- _Problem to work on_
For every line in the data below that contains "Visites", copy the line.
-- START Dataset --
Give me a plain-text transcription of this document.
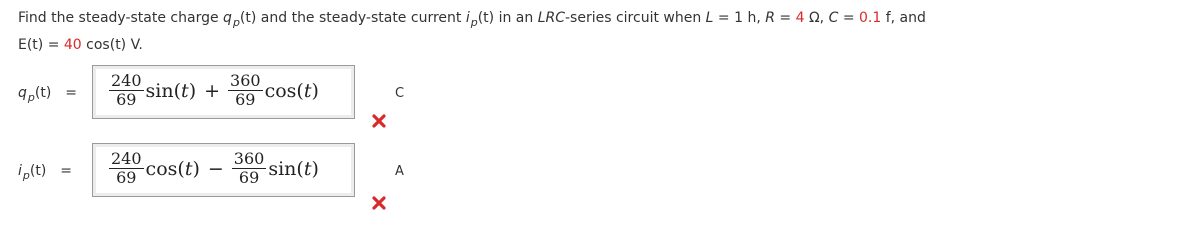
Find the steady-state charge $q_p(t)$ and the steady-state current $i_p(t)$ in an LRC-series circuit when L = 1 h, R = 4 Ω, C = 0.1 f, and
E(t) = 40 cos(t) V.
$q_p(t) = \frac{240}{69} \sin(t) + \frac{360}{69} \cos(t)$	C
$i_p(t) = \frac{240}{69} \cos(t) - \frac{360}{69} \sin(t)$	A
-- END Dataset --
-- START Dataset --
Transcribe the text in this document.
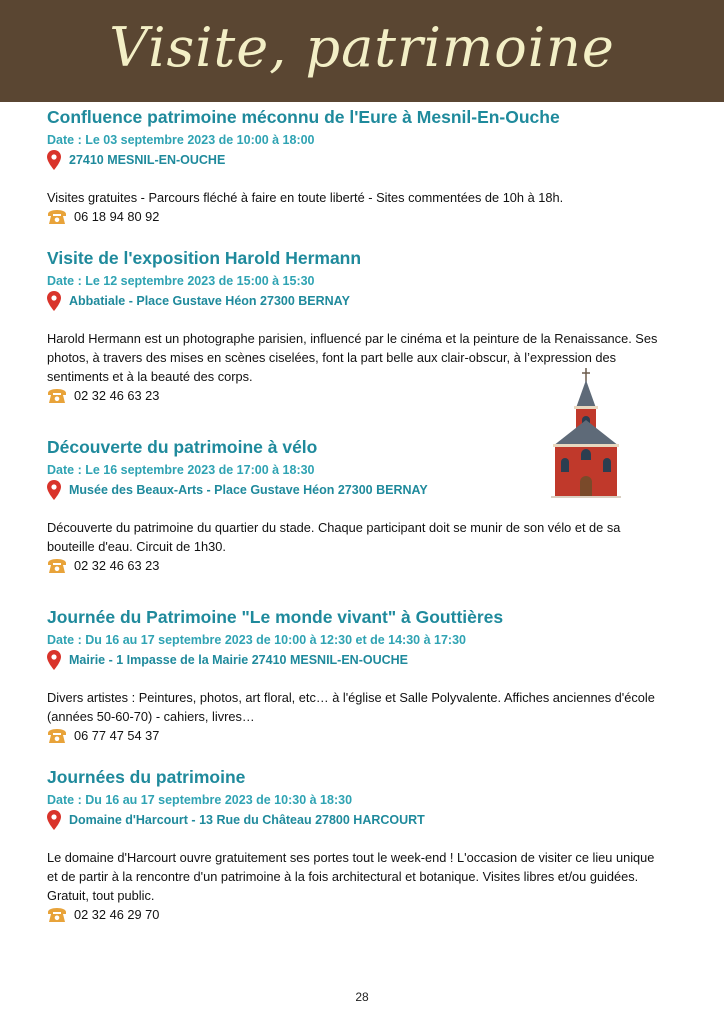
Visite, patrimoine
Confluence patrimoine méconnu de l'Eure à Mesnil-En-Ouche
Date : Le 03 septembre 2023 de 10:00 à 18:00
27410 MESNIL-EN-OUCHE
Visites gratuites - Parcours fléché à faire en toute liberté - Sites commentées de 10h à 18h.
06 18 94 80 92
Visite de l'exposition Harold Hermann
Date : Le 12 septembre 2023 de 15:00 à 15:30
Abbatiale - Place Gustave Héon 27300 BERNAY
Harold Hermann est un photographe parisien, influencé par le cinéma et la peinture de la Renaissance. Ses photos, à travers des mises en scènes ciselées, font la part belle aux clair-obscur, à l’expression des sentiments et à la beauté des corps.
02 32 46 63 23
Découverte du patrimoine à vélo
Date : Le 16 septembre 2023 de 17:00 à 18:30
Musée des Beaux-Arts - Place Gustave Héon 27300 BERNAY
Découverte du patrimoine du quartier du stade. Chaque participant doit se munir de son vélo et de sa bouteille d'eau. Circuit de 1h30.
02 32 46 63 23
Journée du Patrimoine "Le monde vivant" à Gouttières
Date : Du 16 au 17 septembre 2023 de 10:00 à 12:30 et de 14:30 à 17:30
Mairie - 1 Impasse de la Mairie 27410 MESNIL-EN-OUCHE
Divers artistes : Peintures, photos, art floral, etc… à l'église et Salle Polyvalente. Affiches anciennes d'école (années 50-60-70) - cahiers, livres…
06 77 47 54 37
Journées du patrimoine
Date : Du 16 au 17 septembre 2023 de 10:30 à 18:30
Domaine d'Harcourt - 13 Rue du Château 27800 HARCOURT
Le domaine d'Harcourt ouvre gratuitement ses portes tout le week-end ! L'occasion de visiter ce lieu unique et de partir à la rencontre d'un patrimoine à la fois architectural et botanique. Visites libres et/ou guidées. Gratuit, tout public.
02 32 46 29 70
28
-- END Dataset --
- _Exercise result_
Visites gratuites - Parcours fléché à faire en toute liberté - Sites commentées de 10h à 18h.
Le domaine d'Harcourt ouvre gratuitement ses portes tout le week-end ! L'occasion de visiter ce lieu unique et de partir à la rencontre d'un patrimoine à la fois architectural et botanique. Visites libres et/ou guidées. Gratuit, tout public.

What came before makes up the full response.